Цвет. Почему-то сразу думается о детстве. Что в детстве цвет? Все что-то неестественное и поэтому потрясающее. Фантики. Переводные картинки. Серпантин. Мандарины сравнил бы с мрачным рассветом. Но тогда еще не было такой легкой фантазии. Знал их только на вкус. Брызги от мандариновой корки были потрескивающей щекоткой в носу. То есть морозом. Что естественно: мандарины – Новый год.
Чем ближе подступает, тем сильнее накатывает. И прежде всего запахи. Запах лица. Или дождя. Сырой запах смородины. Ананасовый запах весенних веток. Запах рыдания, уткнувшегося в свитер. Запах мороженых яблок в домике няни Пушкина. Запах шпал. Сладкий запах гари, засыпавшей мое окно. Металлический запах земли, оттаивающей от зимы. Запах лезвия. Шкафчика – в котором и пудра, и карандаш, и записки. Темный запах елки (но это, кажется, всем известно). Опомнившийся запах камня на вымытой лестнице.
А как пахнут цветущие липы!.. Если бы нужно было определить детскую мечту, то я сравнил бы ее с запахом цветущей липы: очень душно – и много обещает. А запах простыни – сиротливый, гостиничный, купейный. Только тогда и понимаешь себя самим собой. Как буквально под Новый год. Под новый век. Смешной случай.
Книги
Зелененькие и салатные, бежевые, как божьи коровки; масляные или орехово-шершавые корешки, глянцевые или ворсистые страницы; скрип не дверной, а шкатулочный; пахнут клеем, снегом, острыми приправами, степным бездорожьем; разбег строчек сводит с ума; уютная бесконечность обретенного дома посреди квартиры, дивана, подоконника… Книги детства.
…Так прошла жизнь.
Сентенции, реплики, наблюдения
«Во всем ищи связь».
«Не стоит искать связь между насморком у австралийской косули и падением курса доллара в Пустошке».
———
ЗАДАНИЕ 1: Перечислите все запахи книг, названные во фрагменте о книгах детства.
Текст и записи никак не связаны друг с другом.

Списки расположения элементов
———
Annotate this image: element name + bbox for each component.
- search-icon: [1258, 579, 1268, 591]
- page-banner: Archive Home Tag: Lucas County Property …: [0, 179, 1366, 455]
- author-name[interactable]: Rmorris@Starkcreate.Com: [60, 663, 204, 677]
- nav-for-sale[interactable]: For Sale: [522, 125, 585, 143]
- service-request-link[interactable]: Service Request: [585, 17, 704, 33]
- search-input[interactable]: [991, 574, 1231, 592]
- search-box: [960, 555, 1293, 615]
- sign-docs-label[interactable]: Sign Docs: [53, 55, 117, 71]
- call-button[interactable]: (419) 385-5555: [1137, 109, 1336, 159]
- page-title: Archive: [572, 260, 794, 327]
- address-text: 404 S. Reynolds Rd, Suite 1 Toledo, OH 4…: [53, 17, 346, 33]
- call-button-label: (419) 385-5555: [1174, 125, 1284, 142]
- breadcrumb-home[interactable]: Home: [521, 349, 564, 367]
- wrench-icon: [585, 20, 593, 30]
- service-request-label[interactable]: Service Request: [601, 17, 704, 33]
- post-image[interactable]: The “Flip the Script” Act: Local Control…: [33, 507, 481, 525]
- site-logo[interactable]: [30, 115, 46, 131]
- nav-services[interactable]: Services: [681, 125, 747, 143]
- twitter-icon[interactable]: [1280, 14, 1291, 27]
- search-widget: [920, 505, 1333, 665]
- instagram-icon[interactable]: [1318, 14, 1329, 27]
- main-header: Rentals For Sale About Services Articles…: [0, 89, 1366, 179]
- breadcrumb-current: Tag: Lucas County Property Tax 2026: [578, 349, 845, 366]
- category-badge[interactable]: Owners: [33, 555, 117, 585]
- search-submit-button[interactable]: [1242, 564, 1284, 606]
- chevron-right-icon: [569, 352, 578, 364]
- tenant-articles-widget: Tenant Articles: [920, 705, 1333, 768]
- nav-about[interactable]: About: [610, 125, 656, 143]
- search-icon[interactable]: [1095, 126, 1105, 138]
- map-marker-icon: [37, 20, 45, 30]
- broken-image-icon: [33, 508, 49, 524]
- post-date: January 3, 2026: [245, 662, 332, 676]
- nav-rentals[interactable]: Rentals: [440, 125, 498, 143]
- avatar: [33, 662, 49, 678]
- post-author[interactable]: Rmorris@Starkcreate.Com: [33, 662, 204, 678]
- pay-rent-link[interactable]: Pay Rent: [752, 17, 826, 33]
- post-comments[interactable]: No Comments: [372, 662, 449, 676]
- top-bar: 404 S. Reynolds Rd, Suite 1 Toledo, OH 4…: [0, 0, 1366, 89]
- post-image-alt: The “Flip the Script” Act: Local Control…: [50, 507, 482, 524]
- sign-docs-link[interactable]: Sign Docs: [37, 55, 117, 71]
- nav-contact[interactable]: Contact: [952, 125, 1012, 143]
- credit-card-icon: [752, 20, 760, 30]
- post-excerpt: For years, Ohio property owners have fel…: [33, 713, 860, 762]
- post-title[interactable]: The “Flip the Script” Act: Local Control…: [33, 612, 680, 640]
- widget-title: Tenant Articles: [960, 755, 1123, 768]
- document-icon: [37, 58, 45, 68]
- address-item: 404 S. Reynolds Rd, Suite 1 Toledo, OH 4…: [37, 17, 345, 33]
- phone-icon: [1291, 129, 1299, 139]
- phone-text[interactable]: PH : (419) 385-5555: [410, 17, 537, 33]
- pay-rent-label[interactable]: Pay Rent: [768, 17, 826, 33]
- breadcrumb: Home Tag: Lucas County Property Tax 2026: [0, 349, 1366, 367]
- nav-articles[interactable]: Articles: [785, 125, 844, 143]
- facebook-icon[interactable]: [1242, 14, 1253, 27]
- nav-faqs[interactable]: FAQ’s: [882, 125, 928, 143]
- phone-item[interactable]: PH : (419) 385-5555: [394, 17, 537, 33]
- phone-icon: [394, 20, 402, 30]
———
ЗАДАНИЕ 2: Перепишите слово в слово строки из записей: начните с самой первой строки и закончите строкой, где есть «- twitter-icon[interactable]: [1280, 14, 1291, 27]».

РЕШЕНИЕ 1: клей, снег, острые приправы, степное бездорожье

РЕШЕНИЕ 2:
Annotate this image: element name + bbox for each component.
- search-icon: [1258, 579, 1268, 591]
- page-banner: Archive Home Tag: Lucas County Property …: [0, 179, 1366, 455]
- author-name[interactable]: Rmorris@Starkcreate.Com: [60, 663, 204, 677]
- nav-for-sale[interactable]: For Sale: [522, 125, 585, 143]
- service-request-link[interactable]: Service Request: [585, 17, 704, 33]
- search-input[interactable]: [991, 574, 1231, 592]
- search-box: [960, 555, 1293, 615]
- sign-docs-label[interactable]: Sign Docs: [53, 55, 117, 71]
- call-button[interactable]: (419) 385-5555: [1137, 109, 1336, 159]
- page-title: Archive: [572, 260, 794, 327]
- address-text: 404 S. Reynolds Rd, Suite 1 Toledo, OH 4…: [53, 17, 346, 33]
- call-button-label: (419) 385-5555: [1174, 125, 1284, 142]
- breadcrumb-home[interactable]: Home: [521, 349, 564, 367]
- wrench-icon: [585, 20, 593, 30]
- service-request-label[interactable]: Service Request: [601, 17, 704, 33]
- post-image[interactable]: The “Flip the Script” Act: Local Control…: [33, 507, 481, 525]
- site-logo[interactable]: [30, 115, 46, 131]
- nav-services[interactable]: Services: [681, 125, 747, 143]
- twitter-icon[interactable]: [1280, 14, 1291, 27]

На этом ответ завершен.